Task directions →
Each entry below must be repeated word for word.

Dataset records →
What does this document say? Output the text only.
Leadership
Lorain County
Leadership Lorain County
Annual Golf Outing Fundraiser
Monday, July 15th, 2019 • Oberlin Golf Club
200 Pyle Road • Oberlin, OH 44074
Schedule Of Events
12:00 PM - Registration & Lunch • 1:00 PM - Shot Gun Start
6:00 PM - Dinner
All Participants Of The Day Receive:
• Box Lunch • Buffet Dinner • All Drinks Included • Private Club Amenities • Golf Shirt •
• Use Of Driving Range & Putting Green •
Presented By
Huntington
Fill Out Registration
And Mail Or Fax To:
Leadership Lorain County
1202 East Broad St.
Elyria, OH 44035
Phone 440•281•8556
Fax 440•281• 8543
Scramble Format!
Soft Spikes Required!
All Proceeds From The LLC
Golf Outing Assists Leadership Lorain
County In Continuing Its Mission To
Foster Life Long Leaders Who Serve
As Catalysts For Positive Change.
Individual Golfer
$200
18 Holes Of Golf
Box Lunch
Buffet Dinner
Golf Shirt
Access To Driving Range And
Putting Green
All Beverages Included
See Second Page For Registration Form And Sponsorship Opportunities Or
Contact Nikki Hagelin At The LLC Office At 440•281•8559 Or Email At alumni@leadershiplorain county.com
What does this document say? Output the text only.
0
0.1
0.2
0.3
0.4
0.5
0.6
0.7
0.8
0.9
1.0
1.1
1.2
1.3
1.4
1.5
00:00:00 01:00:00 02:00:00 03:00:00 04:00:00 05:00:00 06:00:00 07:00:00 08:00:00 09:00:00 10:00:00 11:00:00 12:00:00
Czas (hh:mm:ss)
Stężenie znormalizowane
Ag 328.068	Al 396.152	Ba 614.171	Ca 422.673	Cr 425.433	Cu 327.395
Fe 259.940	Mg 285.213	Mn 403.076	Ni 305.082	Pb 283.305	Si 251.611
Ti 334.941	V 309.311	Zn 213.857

Worked answer →
What does this document say? Output the text only.
Leadership
Lorain County
Leadership Lorain County
Annual Golf Outing Fundraiser
Monday, July 15th, 2019 • Oberlin Golf Club
200 Pyle Road • Oberlin, OH 44074
Schedule Of Events
12:00 PM - Registration & Lunch • 1:00 PM - Shot Gun Start
6:00 PM - Dinner
All Participants Of The Day Receive:
• Box Lunch • Buffet Dinner • All Drinks Included • Private Club Amenities • Golf Shirt •
• Use Of Driving Range & Putting Green •
Presented By
Huntington
Fill Out Registration
And Mail Or Fax To:
Leadership Lorain County
1202 East Broad St.
Elyria, OH 44035
Phone 440•281•8556
Fax 440•281• 8543
Scramble Format!
Soft Spikes Required!
All Proceeds From The LLC
Golf Outing Assists Leadership Lorain
County In Continuing Its Mission To
Foster Life Long Leaders Who Serve
As Catalysts For Positive Change.
Individual Golfer
$200
18 Holes Of Golf
Box Lunch
Buffet Dinner
Golf Shirt
Access To Driving Range And
Putting Green
All Beverages Included
See Second Page For Registration Form And Sponsorship Opportunities Or
Contact Nikki Hagelin At The LLC Office At 440•281•8559 Or Email At alumni@leadershiplorain county.com
What does this document say? Output the text only.
0
0.1
0.2
0.3
0.4
0.5
0.6
0.7
0.8
0.9
1.0
1.1
1.2
1.3
1.4
1.5
00:00:00 01:00:00 02:00:00 03:00:00 04:00:00 05:00:00 06:00:00 07:00:00 08:00:00 09:00:00 10:00:00 11:00:00 12:00:00
Czas (hh:mm:ss)
Stężenie znormalizowane
Ag 328.068	Al 396.152	Ba 614.171	Ca 422.673	Cr 425.433	Cu 327.395
Fe 259.940	Mg 285.213	Mn 403.076	Ni 305.082	Pb 283.305	Si 251.611
Ti 334.941	V 309.311	Zn 213.857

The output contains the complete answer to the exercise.